• Aim of the exercise
Go through the entries below and copy each line containing the word "CHDI".
----
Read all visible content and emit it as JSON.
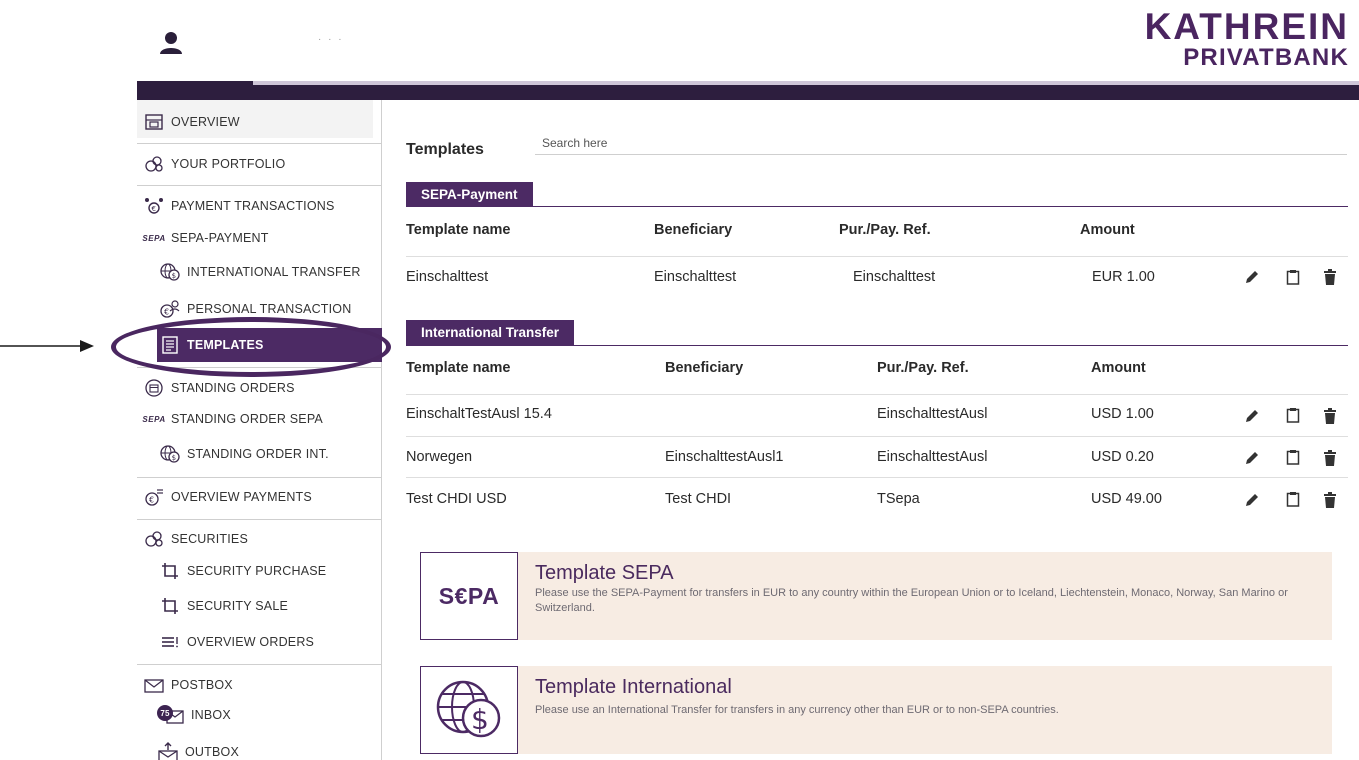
{
  "header": {
    "user_name": "· · ·",
    "logo_line1": "KATHREIN",
    "logo_line2": "PRIVATBANK"
  },
  "sidebar": {
    "overview": "OVERVIEW",
    "portfolio": "YOUR PORTFOLIO",
    "payment_transactions": "PAYMENT TRANSACTIONS",
    "sepa_payment": "SEPA-PAYMENT",
    "international_transfer": "INTERNATIONAL TRANSFER",
    "personal_transaction": "PERSONAL TRANSACTION",
    "templates": "TEMPLATES",
    "standing_orders": "STANDING ORDERS",
    "standing_order_sepa": "STANDING ORDER SEPA",
    "standing_order_int": "STANDING ORDER INT.",
    "overview_payments": "OVERVIEW PAYMENTS",
    "securities": "SECURITIES",
    "security_purchase": "SECURITY PURCHASE",
    "security_sale": "SECURITY SALE",
    "overview_orders": "OVERVIEW ORDERS",
    "postbox": "POSTBOX",
    "inbox": "INBOX",
    "inbox_count": "75",
    "outbox": "OUTBOX",
    "sepa_mini": "SEPA"
  },
  "main": {
    "title": "Templates",
    "search_placeholder": "Search here",
    "sepa": {
      "tab": "SEPA-Payment",
      "headers": [
        "Template name",
        "Beneficiary",
        "Pur./Pay. Ref.",
        "Amount"
      ],
      "rows": [
        {
          "name": "Einschalttest",
          "beneficiary": "Einschalttest",
          "ref": "Einschalttest",
          "amount": "EUR 1.00"
        }
      ]
    },
    "international": {
      "tab": "International Transfer",
      "headers": [
        "Template name",
        "Beneficiary",
        "Pur./Pay. Ref.",
        "Amount"
      ],
      "rows": [
        {
          "name": "EinschaltTestAusl 15.4",
          "beneficiary": "",
          "ref": "EinschalttestAusl",
          "amount": "USD 1.00"
        },
        {
          "name": "Norwegen",
          "beneficiary": "EinschalttestAusl1",
          "ref": "EinschalttestAusl",
          "amount": "USD 0.20"
        },
        {
          "name": "Test CHDI USD",
          "beneficiary": "Test CHDI",
          "ref": "TSepa",
          "amount": "USD 49.00"
        }
      ]
    },
    "info_sepa": {
      "logo": "S€PA",
      "title": "Template SEPA",
      "text": "Please use the SEPA-Payment for transfers in EUR to any country within the European Union or to Iceland, Liechtenstein, Monaco, Norway, San Marino or Switzerland."
    },
    "info_international": {
      "title": "Template International",
      "text": "Please use an International Transfer for transfers in any currency other than EUR or to non-SEPA countries."
    }
  },
  "colors": {
    "brand_purple": "#4c2a64",
    "topbar": "#2d1e3e",
    "info_bg": "#f7ece3"
  }
}
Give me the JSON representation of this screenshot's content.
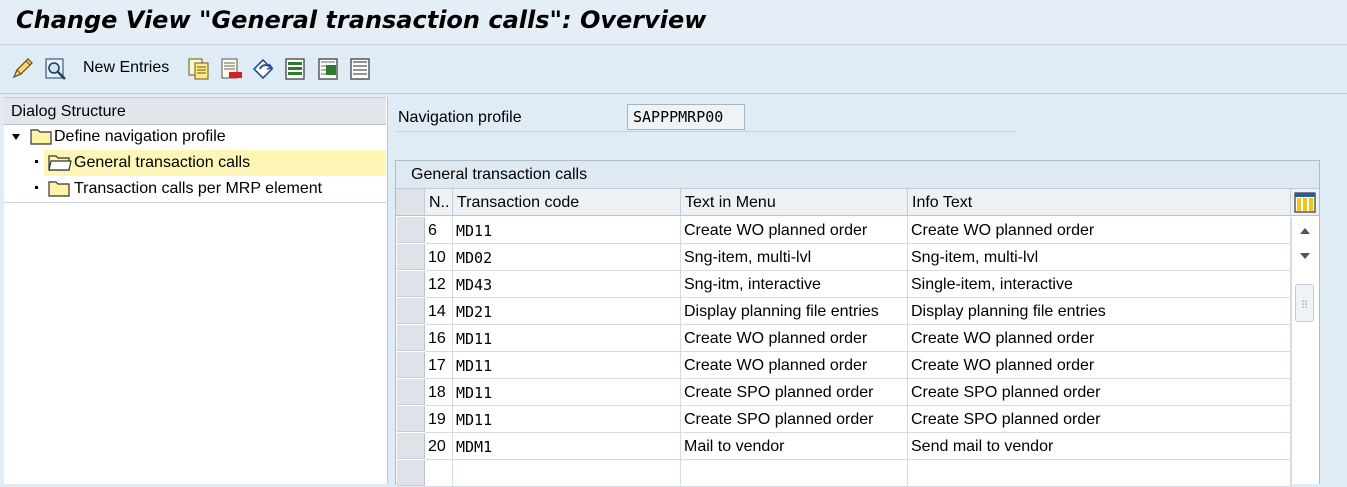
----
• Task solution
          "name": "Test CHDI USD",
          "beneficiary": "Test CHDI",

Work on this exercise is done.